# [EXERCISE INSTRUCTIONS]
In this exercise, return the whole listing exactly, excluding any images.

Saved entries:
******

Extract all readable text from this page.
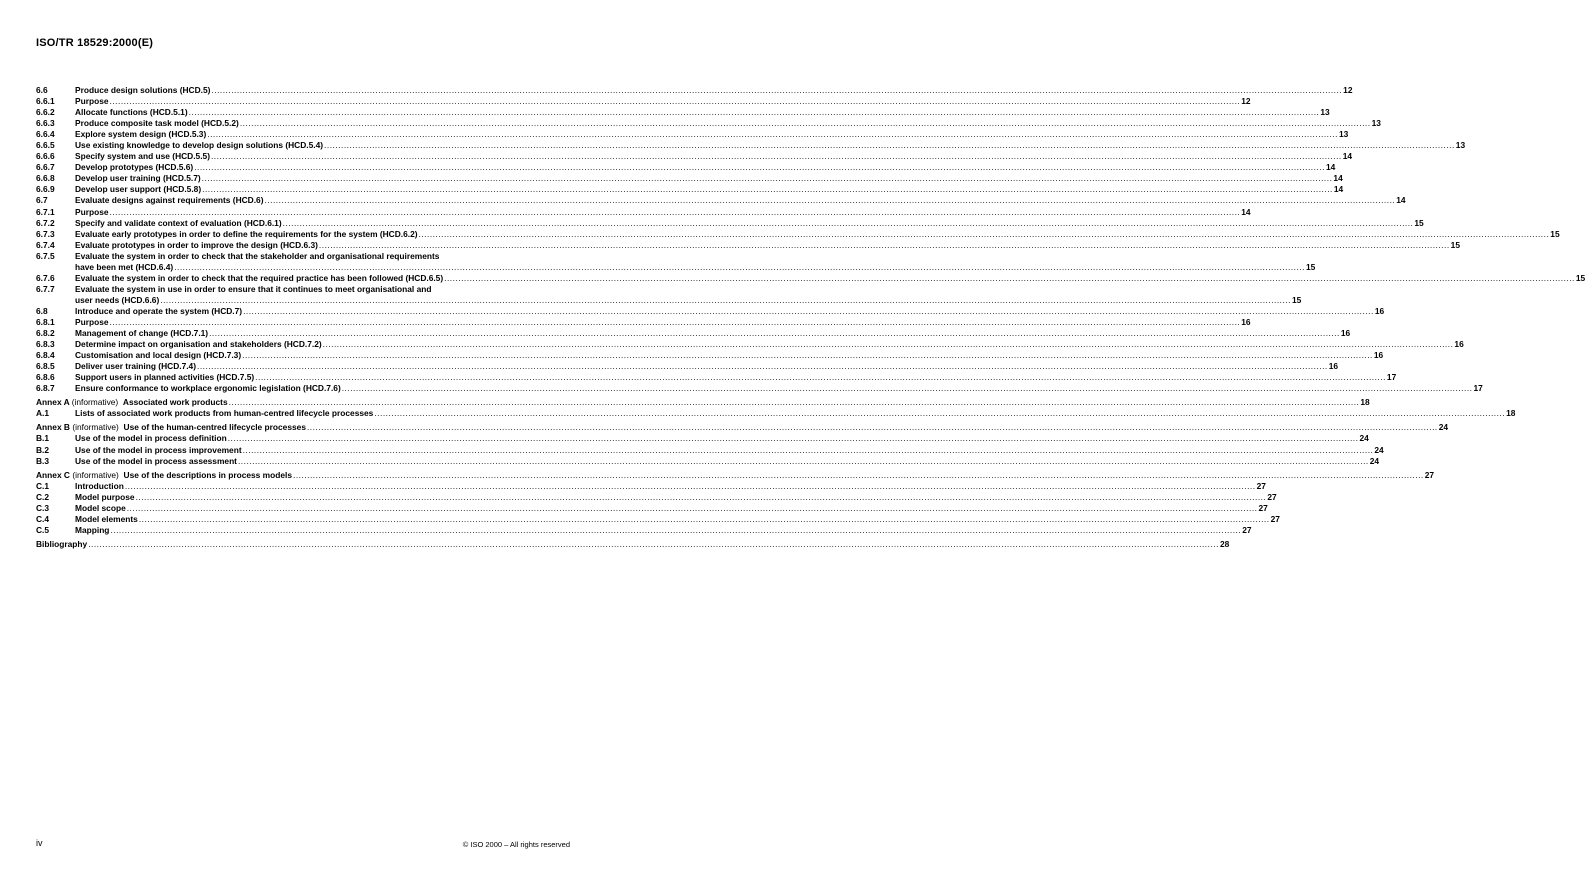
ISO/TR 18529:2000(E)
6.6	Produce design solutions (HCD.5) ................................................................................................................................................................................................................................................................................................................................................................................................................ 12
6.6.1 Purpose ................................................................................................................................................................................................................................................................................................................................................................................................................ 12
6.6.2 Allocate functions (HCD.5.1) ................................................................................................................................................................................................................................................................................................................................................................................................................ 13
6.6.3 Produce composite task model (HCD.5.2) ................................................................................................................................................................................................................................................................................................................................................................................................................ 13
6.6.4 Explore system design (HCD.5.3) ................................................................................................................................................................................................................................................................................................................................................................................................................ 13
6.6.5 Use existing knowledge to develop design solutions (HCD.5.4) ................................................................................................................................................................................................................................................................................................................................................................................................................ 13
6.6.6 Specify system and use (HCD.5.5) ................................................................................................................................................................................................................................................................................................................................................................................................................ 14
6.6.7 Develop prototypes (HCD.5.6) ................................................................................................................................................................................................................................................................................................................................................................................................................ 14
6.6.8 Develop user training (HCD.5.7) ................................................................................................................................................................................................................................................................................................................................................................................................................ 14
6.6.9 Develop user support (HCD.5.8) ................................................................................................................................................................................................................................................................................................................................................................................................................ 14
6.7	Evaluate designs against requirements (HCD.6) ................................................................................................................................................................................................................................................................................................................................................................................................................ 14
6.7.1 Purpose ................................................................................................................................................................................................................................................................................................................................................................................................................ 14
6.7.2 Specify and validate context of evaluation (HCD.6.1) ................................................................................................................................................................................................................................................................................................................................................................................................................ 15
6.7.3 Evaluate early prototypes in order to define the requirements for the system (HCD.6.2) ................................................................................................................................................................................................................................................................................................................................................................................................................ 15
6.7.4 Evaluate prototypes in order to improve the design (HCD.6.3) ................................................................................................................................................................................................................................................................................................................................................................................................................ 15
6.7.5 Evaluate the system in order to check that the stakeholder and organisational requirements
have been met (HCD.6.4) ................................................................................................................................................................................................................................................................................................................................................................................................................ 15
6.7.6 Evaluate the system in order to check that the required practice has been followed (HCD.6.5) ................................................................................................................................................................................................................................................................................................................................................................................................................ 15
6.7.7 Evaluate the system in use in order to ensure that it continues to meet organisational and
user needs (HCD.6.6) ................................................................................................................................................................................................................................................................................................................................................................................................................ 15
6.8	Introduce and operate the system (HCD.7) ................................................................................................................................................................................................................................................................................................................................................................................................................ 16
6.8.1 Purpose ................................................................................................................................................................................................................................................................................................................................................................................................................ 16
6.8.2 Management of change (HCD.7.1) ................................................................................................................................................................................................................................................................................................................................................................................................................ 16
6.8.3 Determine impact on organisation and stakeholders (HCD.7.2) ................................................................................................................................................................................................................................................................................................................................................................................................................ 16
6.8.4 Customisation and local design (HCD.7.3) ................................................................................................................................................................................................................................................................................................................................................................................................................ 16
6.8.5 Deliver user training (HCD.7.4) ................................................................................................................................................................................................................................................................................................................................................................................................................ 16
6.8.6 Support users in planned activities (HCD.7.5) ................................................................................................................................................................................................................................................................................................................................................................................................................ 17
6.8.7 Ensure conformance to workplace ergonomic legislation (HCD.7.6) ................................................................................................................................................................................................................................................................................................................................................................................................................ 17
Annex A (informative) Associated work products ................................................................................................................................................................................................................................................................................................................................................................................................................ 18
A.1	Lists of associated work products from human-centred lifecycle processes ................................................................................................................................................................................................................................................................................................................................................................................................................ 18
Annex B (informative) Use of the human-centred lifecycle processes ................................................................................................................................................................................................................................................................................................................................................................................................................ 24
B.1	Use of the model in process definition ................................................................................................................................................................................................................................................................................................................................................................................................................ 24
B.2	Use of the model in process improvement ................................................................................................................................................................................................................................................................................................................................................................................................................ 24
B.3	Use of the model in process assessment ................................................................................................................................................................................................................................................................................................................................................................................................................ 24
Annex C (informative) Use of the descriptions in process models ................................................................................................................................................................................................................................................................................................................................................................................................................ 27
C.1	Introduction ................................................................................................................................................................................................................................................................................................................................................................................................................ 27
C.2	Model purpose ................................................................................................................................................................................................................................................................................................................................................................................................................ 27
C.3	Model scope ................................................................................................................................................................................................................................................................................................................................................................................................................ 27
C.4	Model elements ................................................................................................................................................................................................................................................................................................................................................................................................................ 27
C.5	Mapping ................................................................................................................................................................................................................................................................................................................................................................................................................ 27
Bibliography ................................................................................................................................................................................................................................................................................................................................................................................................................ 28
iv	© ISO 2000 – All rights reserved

******

# [ANSWER FOR THIS EXERCISE]
Extract all readable text from this page.
ISO/TR 18529:2000(E)
6.6	Produce design solutions (HCD.5) ................................................................................................................................................................................................................................................................................................................................................................................................................ 12
6.6.1 Purpose ................................................................................................................................................................................................................................................................................................................................................................................................................ 12
6.6.2 Allocate functions (HCD.5.1) ................................................................................................................................................................................................................................................................................................................................................................................................................ 13
6.6.3 Produce composite task model (HCD.5.2) ................................................................................................................................................................................................................................................................................................................................................................................................................ 13
6.6.4 Explore system design (HCD.5.3) ................................................................................................................................................................................................................................................................................................................................................................................................................ 13
6.6.5 Use existing knowledge to develop design solutions (HCD.5.4) ................................................................................................................................................................................................................................................................................................................................................................................................................ 13
6.6.6 Specify system and use (HCD.5.5) ................................................................................................................................................................................................................................................................................................................................................................................................................ 14
6.6.7 Develop prototypes (HCD.5.6) ................................................................................................................................................................................................................................................................................................................................................................................................................ 14
6.6.8 Develop user training (HCD.5.7) ................................................................................................................................................................................................................................................................................................................................................................................................................ 14
6.6.9 Develop user support (HCD.5.8) ................................................................................................................................................................................................................................................................................................................................................................................................................ 14
6.7	Evaluate designs against requirements (HCD.6) ................................................................................................................................................................................................................................................................................................................................................................................................................ 14
6.7.1 Purpose ................................................................................................................................................................................................................................................................................................................................................................................................................ 14
6.7.2 Specify and validate context of evaluation (HCD.6.1) ................................................................................................................................................................................................................................................................................................................................................................................................................ 15
6.7.3 Evaluate early prototypes in order to define the requirements for the system (HCD.6.2) ................................................................................................................................................................................................................................................................................................................................................................................................................ 15
6.7.4 Evaluate prototypes in order to improve the design (HCD.6.3) ................................................................................................................................................................................................................................................................................................................................................................................................................ 15
6.7.5 Evaluate the system in order to check that the stakeholder and organisational requirements
have been met (HCD.6.4) ................................................................................................................................................................................................................................................................................................................................................................................................................ 15
6.7.6 Evaluate the system in order to check that the required practice has been followed (HCD.6.5) ................................................................................................................................................................................................................................................................................................................................................................................................................ 15
6.7.7 Evaluate the system in use in order to ensure that it continues to meet organisational and
user needs (HCD.6.6) ................................................................................................................................................................................................................................................................................................................................................................................................................ 15
6.8	Introduce and operate the system (HCD.7) ................................................................................................................................................................................................................................................................................................................................................................................................................ 16
6.8.1 Purpose ................................................................................................................................................................................................................................................................................................................................................................................................................ 16
6.8.2 Management of change (HCD.7.1) ................................................................................................................................................................................................................................................................................................................................................................................................................ 16
6.8.3 Determine impact on organisation and stakeholders (HCD.7.2) ................................................................................................................................................................................................................................................................................................................................................................................................................ 16
6.8.4 Customisation and local design (HCD.7.3) ................................................................................................................................................................................................................................................................................................................................................................................................................ 16
6.8.5 Deliver user training (HCD.7.4) ................................................................................................................................................................................................................................................................................................................................................................................................................ 16
6.8.6 Support users in planned activities (HCD.7.5) ................................................................................................................................................................................................................................................................................................................................................................................................................ 17
6.8.7 Ensure conformance to workplace ergonomic legislation (HCD.7.6) ................................................................................................................................................................................................................................................................................................................................................................................................................ 17
Annex A (informative) Associated work products ................................................................................................................................................................................................................................................................................................................................................................................................................ 18
A.1	Lists of associated work products from human-centred lifecycle processes ................................................................................................................................................................................................................................................................................................................................................................................................................ 18
Annex B (informative) Use of the human-centred lifecycle processes ................................................................................................................................................................................................................................................................................................................................................................................................................ 24
B.1	Use of the model in process definition ................................................................................................................................................................................................................................................................................................................................................................................................................ 24
B.2	Use of the model in process improvement ................................................................................................................................................................................................................................................................................................................................................................................................................ 24
B.3	Use of the model in process assessment ................................................................................................................................................................................................................................................................................................................................................................................................................ 24
Annex C (informative) Use of the descriptions in process models ................................................................................................................................................................................................................................................................................................................................................................................................................ 27
C.1	Introduction ................................................................................................................................................................................................................................................................................................................................................................................................................ 27
C.2	Model purpose ................................................................................................................................................................................................................................................................................................................................................................................................................ 27
C.3	Model scope ................................................................................................................................................................................................................................................................................................................................................................................................................ 27
C.4	Model elements ................................................................................................................................................................................................................................................................................................................................................................................................................ 27
C.5	Mapping ................................................................................................................................................................................................................................................................................................................................................................................................................ 27
Bibliography ................................................................................................................................................................................................................................................................................................................................................................................................................ 28
iv	© ISO 2000 – All rights reserved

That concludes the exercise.